**WHAT YOU NEED TO DO**
Substitute "nested-bullet-marker" for "sub-bullet-marker" in the stretch from the start of the entries through the line that contains "sub-bullet-marker: – — [76, 179, 90, 206]", and give that stretch again with nothing else changed.

Entries of where elements appear
● ● ● ●

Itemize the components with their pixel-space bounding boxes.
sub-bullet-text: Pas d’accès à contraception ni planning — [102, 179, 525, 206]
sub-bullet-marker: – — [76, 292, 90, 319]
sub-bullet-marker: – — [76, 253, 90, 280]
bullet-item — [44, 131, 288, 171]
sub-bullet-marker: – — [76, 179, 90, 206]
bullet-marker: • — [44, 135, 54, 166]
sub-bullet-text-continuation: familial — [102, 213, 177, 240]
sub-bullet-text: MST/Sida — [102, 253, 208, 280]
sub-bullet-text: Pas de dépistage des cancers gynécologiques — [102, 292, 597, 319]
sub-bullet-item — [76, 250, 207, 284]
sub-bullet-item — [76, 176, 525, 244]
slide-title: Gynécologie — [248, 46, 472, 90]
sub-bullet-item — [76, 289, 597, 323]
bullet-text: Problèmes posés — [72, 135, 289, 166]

● ● ● ●

**SOLUTION FOR THIS TASK**
Itemize the components with their pixel-space bounding boxes.
sub-bullet-text: Pas d’accès à contraception ni planning — [102, 179, 525, 206]
nested-bullet-marker: – — [76, 292, 90, 319]
nested-bullet-marker: – — [76, 253, 90, 280]
bullet-item — [44, 131, 288, 171]
nested-bullet-marker: – — [76, 179, 90, 206]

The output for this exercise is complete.